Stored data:
§ §

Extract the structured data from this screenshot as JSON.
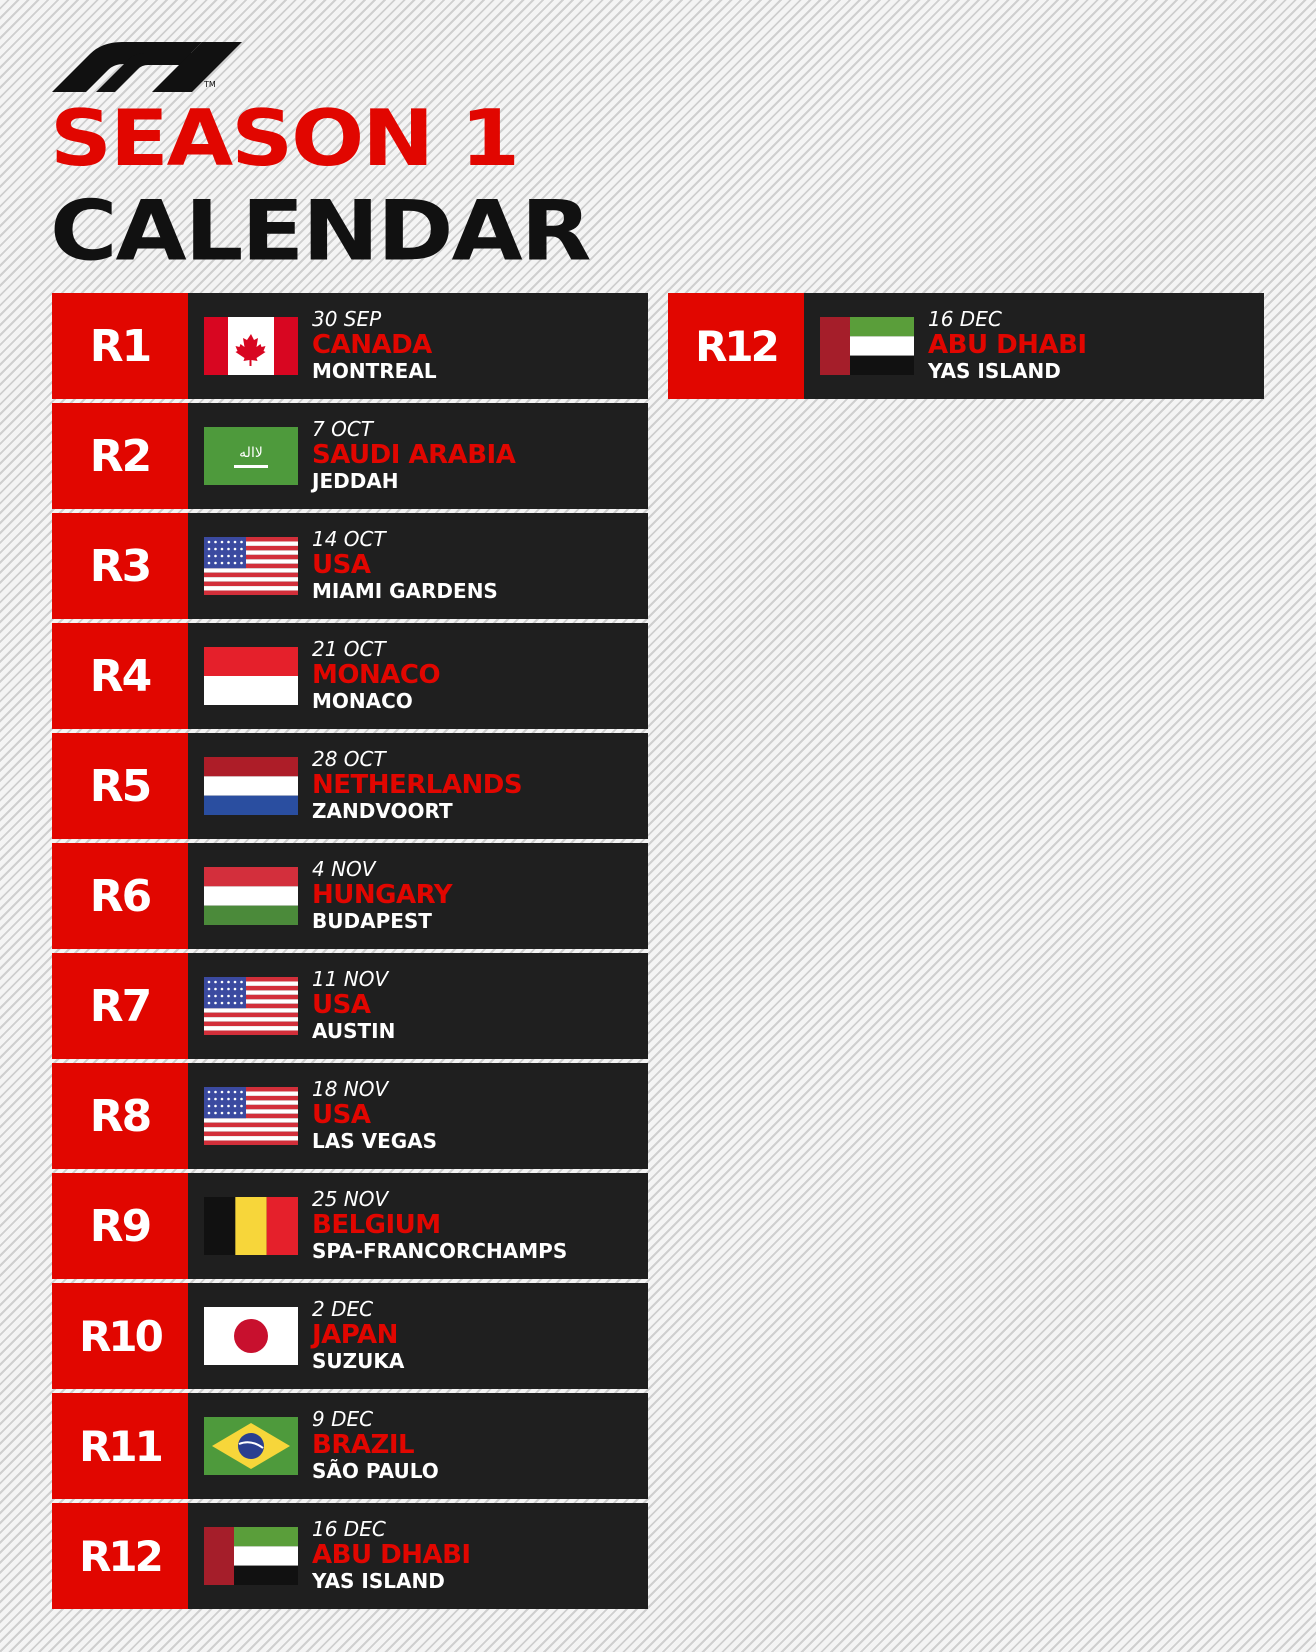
{
  "header": {
    "logo": "F1",
    "trademark": "TM",
    "title_line_1": "SEASON 1",
    "title_line_2": "CALENDAR"
  },
  "colors": {
    "accent_red": "#e10600",
    "row_background": "#1f1f1f",
    "text_white": "#ffffff"
  },
  "races": [
    {
      "round": "R1",
      "date": "30 SEP",
      "country": "CANADA",
      "city": "MONTREAL",
      "flag": "canada-flag"
    },
    {
      "round": "R2",
      "date": "7 OCT",
      "country": "SAUDI ARABIA",
      "city": "JEDDAH",
      "flag": "saudi-arabia-flag"
    },
    {
      "round": "R3",
      "date": "14 OCT",
      "country": "USA",
      "city": "MIAMI GARDENS",
      "flag": "usa-flag"
    },
    {
      "round": "R4",
      "date": "21 OCT",
      "country": "MONACO",
      "city": "MONACO",
      "flag": "monaco-flag"
    },
    {
      "round": "R5",
      "date": "28 OCT",
      "country": "NETHERLANDS",
      "city": "ZANDVOORT",
      "flag": "netherlands-flag"
    },
    {
      "round": "R6",
      "date": "4 NOV",
      "country": "HUNGARY",
      "city": "BUDAPEST",
      "flag": "hungary-flag"
    },
    {
      "round": "R7",
      "date": "11 NOV",
      "country": "USA",
      "city": "AUSTIN",
      "flag": "usa-flag"
    },
    {
      "round": "R8",
      "date": "18 NOV",
      "country": "USA",
      "city": "LAS VEGAS",
      "flag": "usa-flag"
    },
    {
      "round": "R9",
      "date": "25 NOV",
      "country": "BELGIUM",
      "city": "SPA-FRANCORCHAMPS",
      "flag": "belgium-flag"
    },
    {
      "round": "R10",
      "date": "2 DEC",
      "country": "JAPAN",
      "city": "SUZUKA",
      "flag": "japan-flag"
    },
    {
      "round": "R11",
      "date": "9 DEC",
      "country": "BRAZIL",
      "city": "SÃO PAULO",
      "flag": "brazil-flag"
    },
    {
      "round": "R12",
      "date": "16 DEC",
      "country": "ABU DHABI",
      "city": "YAS ISLAND",
      "flag": "uae-flag"
    }
  ],
  "featured": {
    "round": "R12",
    "date": "16 DEC",
    "country": "ABU DHABI",
    "city": "YAS ISLAND",
    "flag": "uae-flag"
  }
}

§ §

■ **Aim of the exercise**
Pictures are to be left out; repeat all the remaining data exactly.

■ **Right answer**
Extract the structured data from this screenshot as JSON.
{
  "header": {
    "logo": "F1",
    "trademark": "TM",
    "title_line_1": "SEASON 1",
    "title_line_2": "CALENDAR"
  },
  "colors": {
    "accent_red": "#e10600",
    "row_background": "#1f1f1f",
    "text_white": "#ffffff"
  },
  "races": [
    {
      "round": "R1",
      "date": "30 SEP",
      "country": "CANADA",
      "city": "MONTREAL",
      "flag": "canada-flag"
    },
    {
      "round": "R2",
      "date": "7 OCT",
      "country": "SAUDI ARABIA",
      "city": "JEDDAH",
      "flag": "saudi-arabia-flag"
    },
    {
      "round": "R3",
      "date": "14 OCT",
      "country": "USA",
      "city": "MIAMI GARDENS",
      "flag": "usa-flag"
    },
    {
      "round": "R4",
      "date": "21 OCT",
      "country": "MONACO",
      "city": "MONACO",
      "flag": "monaco-flag"
    },
    {
      "round": "R5",
      "date": "28 OCT",
      "country": "NETHERLANDS",
      "city": "ZANDVOORT",
      "flag": "netherlands-flag"
    },
    {
      "round": "R6",
      "date": "4 NOV",
      "country": "HUNGARY",
      "city": "BUDAPEST",
      "flag": "hungary-flag"
    },
    {
      "round": "R7",
      "date": "11 NOV",
      "country": "USA",
      "city": "AUSTIN",
      "flag": "usa-flag"
    },
    {
      "round": "R8",
      "date": "18 NOV",
      "country": "USA",
      "city": "LAS VEGAS",
      "flag": "usa-flag"
    },
    {
      "round": "R9",
      "date": "25 NOV",
      "country": "BELGIUM",
      "city": "SPA-FRANCORCHAMPS",
      "flag": "belgium-flag"
    },
    {
      "round": "R10",
      "date": "2 DEC",
      "country": "JAPAN",
      "city": "SUZUKA",
      "flag": "japan-flag"
    },
    {
      "round": "R11",
      "date": "9 DEC",
      "country": "BRAZIL",
      "city": "SÃO PAULO",
      "flag": "brazil-flag"
    },
    {
      "round": "R12",
      "date": "16 DEC",
      "country": "ABU DHABI",
      "city": "YAS ISLAND",
      "flag": "uae-flag"
    }
  ],
  "featured": {
    "round": "R12",
    "date": "16 DEC",
    "country": "ABU DHABI",
    "city": "YAS ISLAND",
    "flag": "uae-flag"
  }
}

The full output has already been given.